* _What you are asked to do_:
Where a line contains the string "проводятся", copy that line.

* _Given records_:

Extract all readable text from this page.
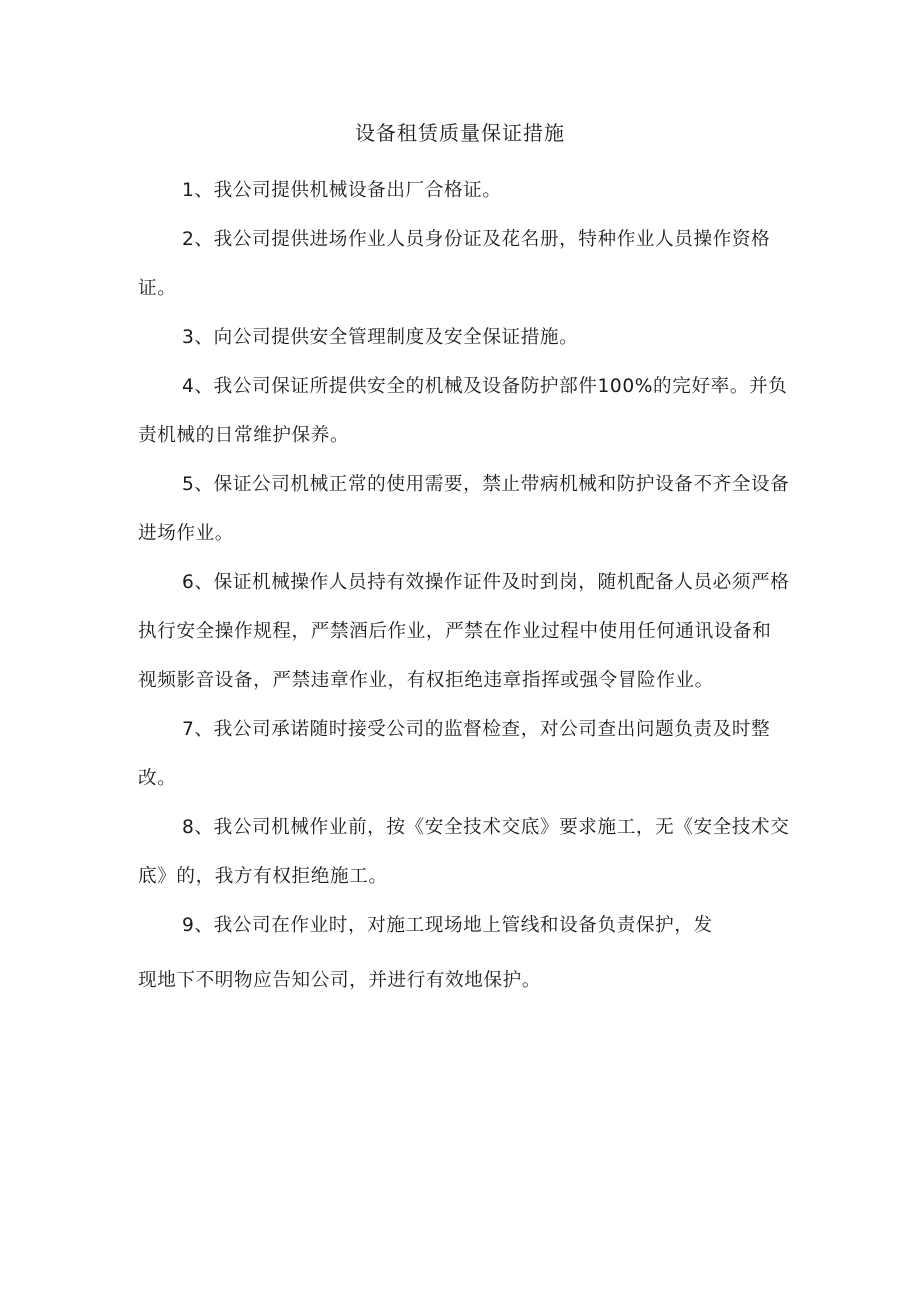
设备租赁质量保证措施

1、我公司提供机械设备出厂合格证。

2、我公司提供进场作业人员身份证及花名册，特种作业人员操作资格证。

3、向公司提供安全管理制度及安全保证措施。

4、我公司保证所提供安全的机械及设备防护部件100%的完好率。并负责机械的日常维护保养。

5、保证公司机械正常的使用需要，禁止带病机械和防护设备不齐全设备进场作业。

6、保证机械操作人员持有效操作证件及时到岗，随机配备人员必须严格执行安全操作规程，严禁酒后作业，严禁在作业过程中使用任何通讯设备和视频影音设备，严禁违章作业，有权拒绝违章指挥或强令冒险作业。

7、我公司承诺随时接受公司的监督检查，对公司查出问题负责及时整改。

8、我公司机械作业前，按《安全技术交底》要求施工，无《安全技术交底》的，我方有权拒绝施工。

9、我公司在作业时，对施工现场地上管线和设备负责保护，发

现地下不明物应告知公司，并进行有效地保护。
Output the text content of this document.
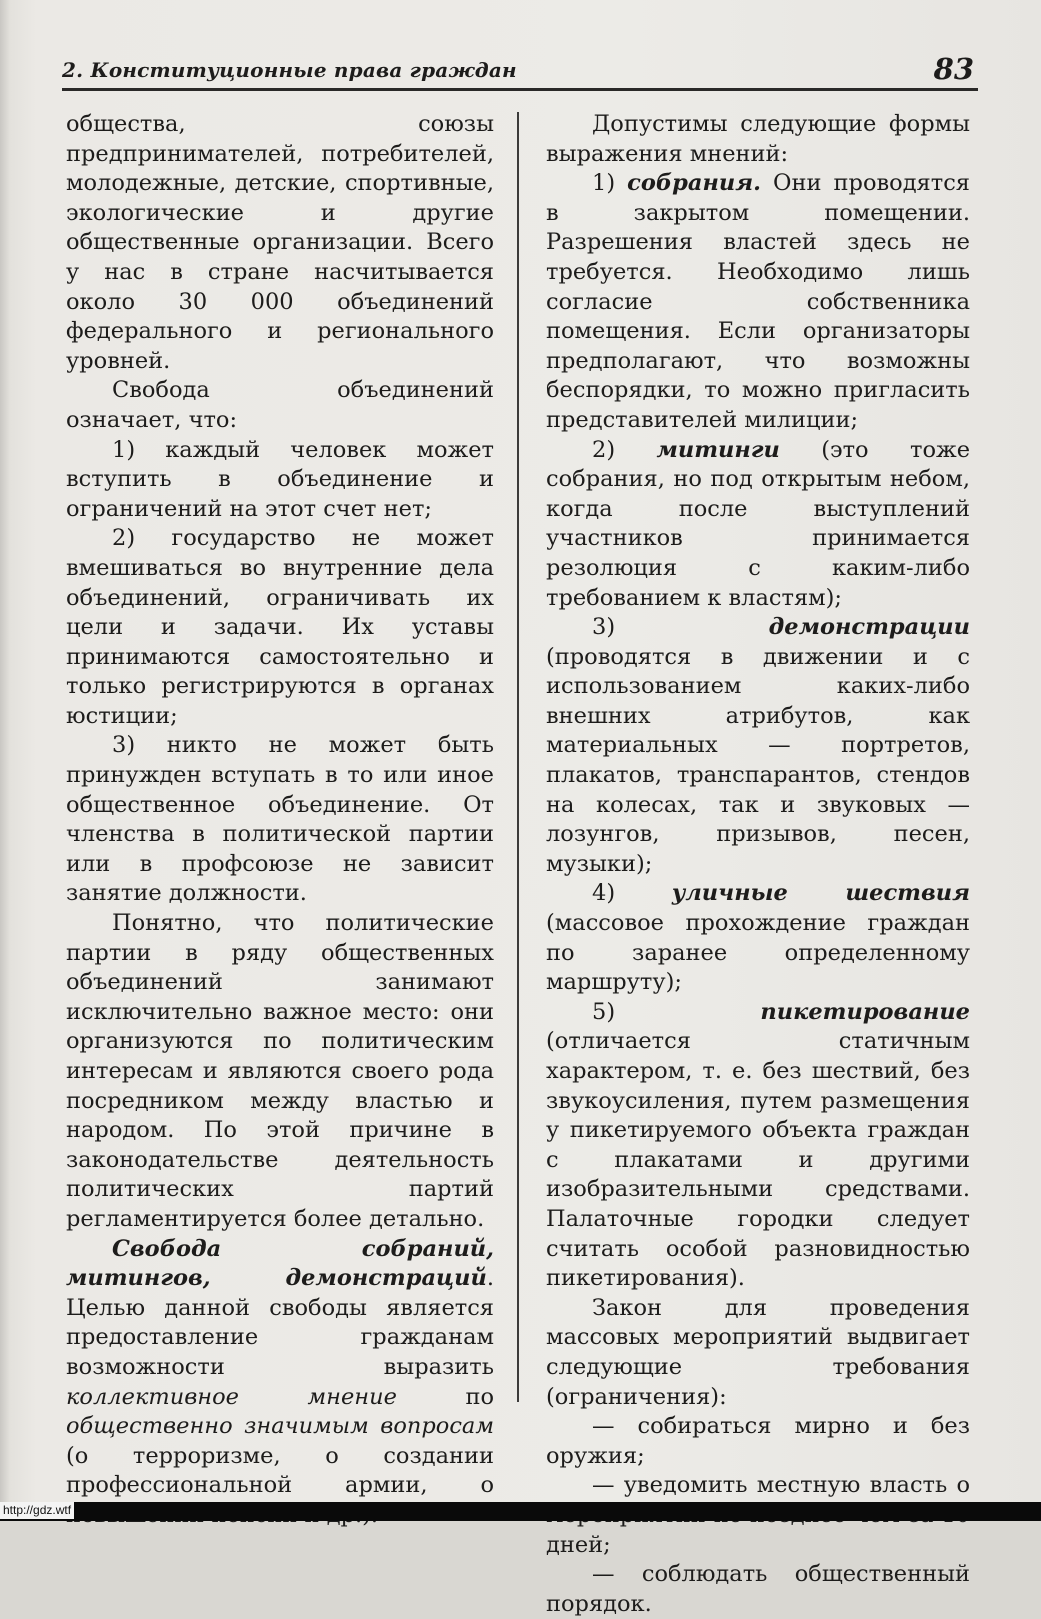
2. Конституционные права граждан	83

общества, союзы предпринимателей, потребителей, молодежные, детские, спортивные, экологические и другие общественные организации. Всего у нас в стране насчитывается около 30 000 объединений федерального и регионального уровней.

Свобода объединений означает, что:

1) каждый человек может вступить в объединение и ограничений на этот счет нет;

2) государство не может вмешиваться во внутренние дела объединений, ограничивать их цели и задачи. Их уставы принимаются самостоятельно и только регистрируются в органах юстиции;

3) никто не может быть принужден вступать в то или иное общественное объединение. От членства в политической партии или в профсоюзе не зависит занятие должности.

Понятно, что политические партии в ряду общественных объединений занимают исключительно важное место: они организуются по политическим интересам и являются своего рода посредником между властью и народом. По этой причине в законодательстве деятельность политических партий регламентируется более детально.

Свобода собраний, митингов, демонстраций. Целью данной свободы является предоставление гражданам возможности выразить коллективное мнение по общественно значимым вопросам (о терроризме, о создании профессиональной армии, о

Допустимы следующие формы выражения мнений:

1) собрания. Они проводятся в закрытом помещении. Разрешения властей здесь не требуется. Необходимо лишь согласие собственника помещения. Если организаторы предполагают, что возможны беспорядки, то можно пригласить представителей милиции;

2) митинги (это тоже собрания, но под открытым небом, когда после выступлений участников принимается резолюция с каким-либо требованием к властям);

3) демонстрации (проводятся в движении и с использованием каких-либо внешних атрибутов, как материальных — портретов, плакатов, транспарантов, стендов на колесах, так и звуковых — лозунгов, призывов, песен, музыки);

4) уличные шествия (массовое прохождение граждан по заранее определенному маршруту);

5) пикетирование (отличается статичным характером, т. е. без шествий, без звукоусиления, путем размещения у пикетируемого объекта граждан с плакатами и другими изобразительными средствами. Палаточные городки следует считать особой разновидностью пикетирования).

Закон для проведения массовых мероприятий выдвигает следующие требования (ограничения):

— собираться мирно и без оружия;

— уведомить местную власть о дней;

— соблюдать общественный порядок.

http://gdz.wtf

* _Finished task_:
1) собрания. Они проводятся в закрытом помещении. Разрешения властей здесь не требуется. Необходимо лишь согласие собственника помещения. Если организаторы предполагают, что возможны беспорядки, то можно пригласить представителей милиции;
3) демонстрации (проводятся в движении и с использованием каких-либо внешних атрибутов, как материальных — портретов, плакатов, транспарантов, стендов на колесах, так и звуковых — лозунгов, призывов, песен, музыки);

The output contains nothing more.